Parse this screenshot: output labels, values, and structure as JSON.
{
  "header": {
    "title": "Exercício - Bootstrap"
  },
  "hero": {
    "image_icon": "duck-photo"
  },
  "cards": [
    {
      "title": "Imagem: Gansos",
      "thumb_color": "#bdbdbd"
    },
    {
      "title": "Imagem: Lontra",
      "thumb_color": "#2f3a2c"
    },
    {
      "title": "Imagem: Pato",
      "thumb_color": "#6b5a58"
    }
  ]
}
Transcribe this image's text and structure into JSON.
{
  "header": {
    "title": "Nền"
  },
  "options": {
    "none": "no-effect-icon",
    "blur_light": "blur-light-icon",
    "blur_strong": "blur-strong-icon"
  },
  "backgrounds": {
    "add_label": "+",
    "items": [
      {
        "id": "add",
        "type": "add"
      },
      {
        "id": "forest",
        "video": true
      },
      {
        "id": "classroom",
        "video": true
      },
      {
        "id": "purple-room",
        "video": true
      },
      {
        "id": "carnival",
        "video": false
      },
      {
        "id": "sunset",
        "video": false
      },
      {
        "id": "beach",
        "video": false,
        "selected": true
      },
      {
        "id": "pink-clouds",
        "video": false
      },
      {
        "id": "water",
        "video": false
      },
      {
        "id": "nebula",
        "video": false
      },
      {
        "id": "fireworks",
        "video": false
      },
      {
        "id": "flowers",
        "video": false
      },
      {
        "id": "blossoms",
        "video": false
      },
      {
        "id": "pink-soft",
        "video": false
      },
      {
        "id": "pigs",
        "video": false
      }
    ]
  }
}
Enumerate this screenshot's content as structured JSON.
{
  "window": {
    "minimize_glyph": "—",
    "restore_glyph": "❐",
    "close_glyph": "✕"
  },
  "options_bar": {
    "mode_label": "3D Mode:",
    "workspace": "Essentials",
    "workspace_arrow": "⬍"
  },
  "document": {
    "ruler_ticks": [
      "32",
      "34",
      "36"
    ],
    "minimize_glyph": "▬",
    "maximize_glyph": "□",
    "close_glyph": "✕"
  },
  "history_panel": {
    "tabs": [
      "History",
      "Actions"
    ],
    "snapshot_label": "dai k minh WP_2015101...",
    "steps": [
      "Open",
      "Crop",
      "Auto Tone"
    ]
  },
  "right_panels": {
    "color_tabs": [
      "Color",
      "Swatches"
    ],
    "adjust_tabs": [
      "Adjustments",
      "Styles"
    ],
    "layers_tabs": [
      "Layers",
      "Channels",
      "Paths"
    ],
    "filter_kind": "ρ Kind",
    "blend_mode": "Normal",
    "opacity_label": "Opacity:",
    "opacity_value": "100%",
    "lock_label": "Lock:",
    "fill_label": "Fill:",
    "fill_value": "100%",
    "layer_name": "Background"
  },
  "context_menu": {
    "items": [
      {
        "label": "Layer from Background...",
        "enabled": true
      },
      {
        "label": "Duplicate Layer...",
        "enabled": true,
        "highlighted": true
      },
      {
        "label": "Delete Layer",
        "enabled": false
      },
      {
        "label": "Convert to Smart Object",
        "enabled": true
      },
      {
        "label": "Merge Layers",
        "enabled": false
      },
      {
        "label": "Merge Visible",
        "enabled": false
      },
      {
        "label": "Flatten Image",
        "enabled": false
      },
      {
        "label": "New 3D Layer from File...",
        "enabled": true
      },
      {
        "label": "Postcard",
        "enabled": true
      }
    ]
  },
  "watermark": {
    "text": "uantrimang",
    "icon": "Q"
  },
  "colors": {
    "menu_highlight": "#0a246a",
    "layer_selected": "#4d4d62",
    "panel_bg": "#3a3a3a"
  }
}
_ _ _ _ _ _ _
* [The exercise]:
Pull out each record as written and restate it exactly.

* [Finished exercise]:
Parse this screenshot: output labels, values, and structure as JSON.
{
  "header": {
    "title": "Exercício - Bootstrap"
  },
  "hero": {
    "image_icon": "duck-photo"
  },
  "cards": [
    {
      "title": "Imagem: Gansos",
      "thumb_color": "#bdbdbd"
    },
    {
      "title": "Imagem: Lontra",
      "thumb_color": "#2f3a2c"
    },
    {
      "title": "Imagem: Pato",
      "thumb_color": "#6b5a58"
    }
  ]
}
Transcribe this image's text and structure into JSON.
{
  "header": {
    "title": "Nền"
  },
  "options": {
    "none": "no-effect-icon",
    "blur_light": "blur-light-icon",
    "blur_strong": "blur-strong-icon"
  },
  "backgrounds": {
    "add_label": "+",
    "items": [
      {
        "id": "add",
        "type": "add"
      },
      {
        "id": "forest",
        "video": true
      },
      {
        "id": "classroom",
        "video": true
      },
      {
        "id": "purple-room",
        "video": true
      },
      {
        "id": "carnival",
        "video": false
      },
      {
        "id": "sunset",
        "video": false
      },
      {
        "id": "beach",
        "video": false,
        "selected": true
      },
      {
        "id": "pink-clouds",
        "video": false
      },
      {
        "id": "water",
        "video": false
      },
      {
        "id": "nebula",
        "video": false
      },
      {
        "id": "fireworks",
        "video": false
      },
      {
        "id": "flowers",
        "video": false
      },
      {
        "id": "blossoms",
        "video": false
      },
      {
        "id": "pink-soft",
        "video": false
      },
      {
        "id": "pigs",
        "video": false
      }
    ]
  }
}
Enumerate this screenshot's content as structured JSON.
{
  "window": {
    "minimize_glyph": "—",
    "restore_glyph": "❐",
    "close_glyph": "✕"
  },
  "options_bar": {
    "mode_label": "3D Mode:",
    "workspace": "Essentials",
    "workspace_arrow": "⬍"
  },
  "document": {
    "ruler_ticks": [
      "32",
      "34",
      "36"
    ],
    "minimize_glyph": "▬",
    "maximize_glyph": "□",
    "close_glyph": "✕"
  },
  "history_panel": {
    "tabs": [
      "History",
      "Actions"
    ],
    "snapshot_label": "dai k minh WP_2015101...",
    "steps": [
      "Open",
      "Crop",
      "Auto Tone"
    ]
  },
  "right_panels": {
    "color_tabs": [
      "Color",
      "Swatches"
    ],
    "adjust_tabs": [
      "Adjustments",
      "Styles"
    ],
    "layers_tabs": [
      "Layers",
      "Channels",
      "Paths"
    ],
    "filter_kind": "ρ Kind",
    "blend_mode": "Normal",
    "opacity_label": "Opacity:",
    "opacity_value": "100%",
    "lock_label": "Lock:",
    "fill_label": "Fill:",
    "fill_value": "100%",
    "layer_name": "Background"
  },
  "context_menu": {
    "items": [
      {
        "label": "Layer from Background...",
        "enabled": true
      },
      {
        "label": "Duplicate Layer...",
        "enabled": true,
        "highlighted": true
      },
      {
        "label": "Delete Layer",
        "enabled": false
      },
      {
        "label": "Convert to Smart Object",
        "enabled": true
      },
      {
        "label": "Merge Layers",
        "enabled": false
      },
      {
        "label": "Merge Visible",
        "enabled": false
      },
      {
        "label": "Flatten Image",
        "enabled": false
      },
      {
        "label": "New 3D Layer from File...",
        "enabled": true
      },
      {
        "label": "Postcard",
        "enabled": true
      }
    ]
  },
  "watermark": {
    "text": "uantrimang",
    "icon": "Q"
  },
  "colors": {
    "menu_highlight": "#0a246a",
    "layer_selected": "#4d4d62",
    "panel_bg": "#3a3a3a"
  }
}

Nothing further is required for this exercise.